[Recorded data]

* start *

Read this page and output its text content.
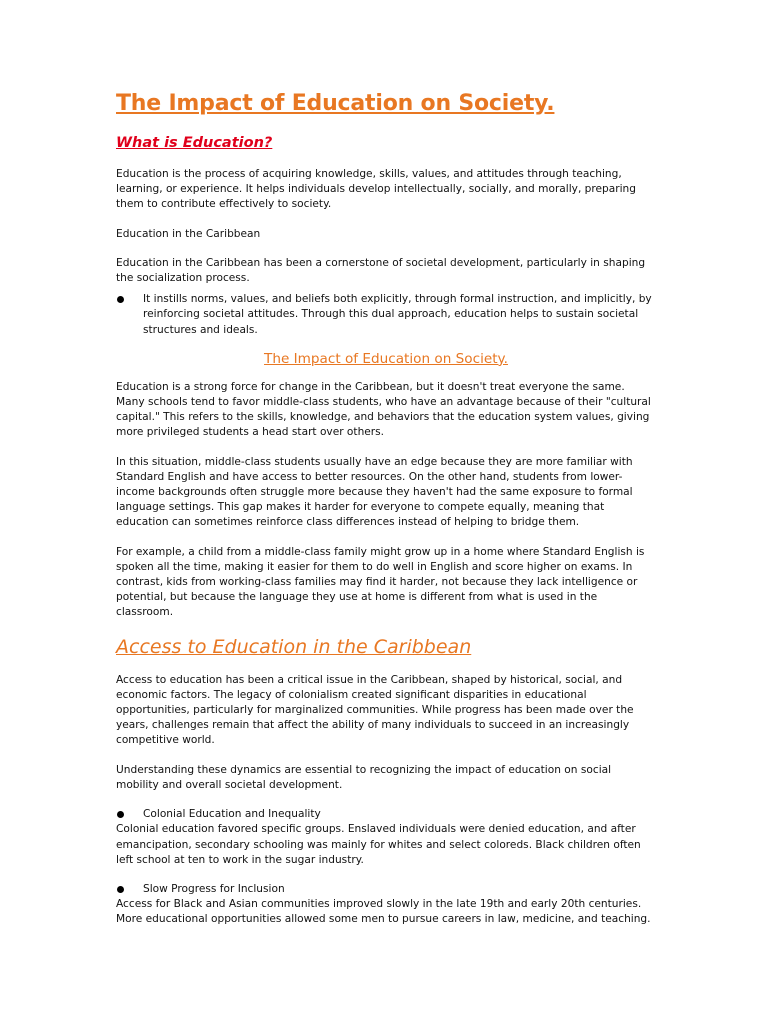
The Impact of Education on Society.
What is Education?

Education is the process of acquiring knowledge, skills, values, and attitudes through teaching, learning, or experience. It helps individuals develop intellectually, socially, and morally, preparing them to contribute effectively to society.

Education in the Caribbean

Education in the Caribbean has been a cornerstone of societal development, particularly in shaping the socialization process.

It instills norms, values, and beliefs both explicitly, through formal instruction, and implicitly, by reinforcing societal attitudes. Through this dual approach, education helps to sustain societal structures and ideals.
The Impact of Education on Society.

Education is a strong force for change in the Caribbean, but it doesn't treat everyone the same. Many schools tend to favor middle-class students, who have an advantage because of their "cultural capital." This refers to the skills, knowledge, and behaviors that the education system values, giving more privileged students a head start over others.

In this situation, middle-class students usually have an edge because they are more familiar with Standard English and have access to better resources. On the other hand, students from lower-income backgrounds often struggle more because they haven't had the same exposure to formal language settings. This gap makes it harder for everyone to compete equally, meaning that education can sometimes reinforce class differences instead of helping to bridge them.

For example, a child from a middle-class family might grow up in a home where Standard English is spoken all the time, making it easier for them to do well in English and score higher on exams. In contrast, kids from working-class families may find it harder, not because they lack intelligence or potential, but because the language they use at home is different from what is used in the classroom.

Access to Education in the Caribbean

Access to education has been a critical issue in the Caribbean, shaped by historical, social, and economic factors. The legacy of colonialism created significant disparities in educational opportunities, particularly for marginalized communities. While progress has been made over the years, challenges remain that affect the ability of many individuals to succeed in an increasingly competitive world.

Understanding these dynamics are essential to recognizing the impact of education on social mobility and overall societal development.

Colonial Education and Inequality

Colonial education favored specific groups. Enslaved individuals were denied education, and after emancipation, secondary schooling was mainly for whites and select coloreds. Black children often left school at ten to work in the sugar industry.

Slow Progress for Inclusion

Access for Black and Asian communities improved slowly in the late 19th and early 20th centuries. More educational opportunities allowed some men to pursue careers in law, medicine, and teaching.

* end *

▶ [WHAT THIS TASK INVOLVES]
Read the entries and select each line where the word "Black" is found.

▶ [CORRECT ANSWER]
Colonial education favored specific groups. Enslaved individuals were denied education, and after emancipation, secondary schooling was mainly for whites and select coloreds. Black children often left school at ten to work in the sugar industry.
Access for Black and Asian communities improved slowly in the late 19th and early 20th centuries. More educational opportunities allowed some men to pursue careers in law, medicine, and teaching.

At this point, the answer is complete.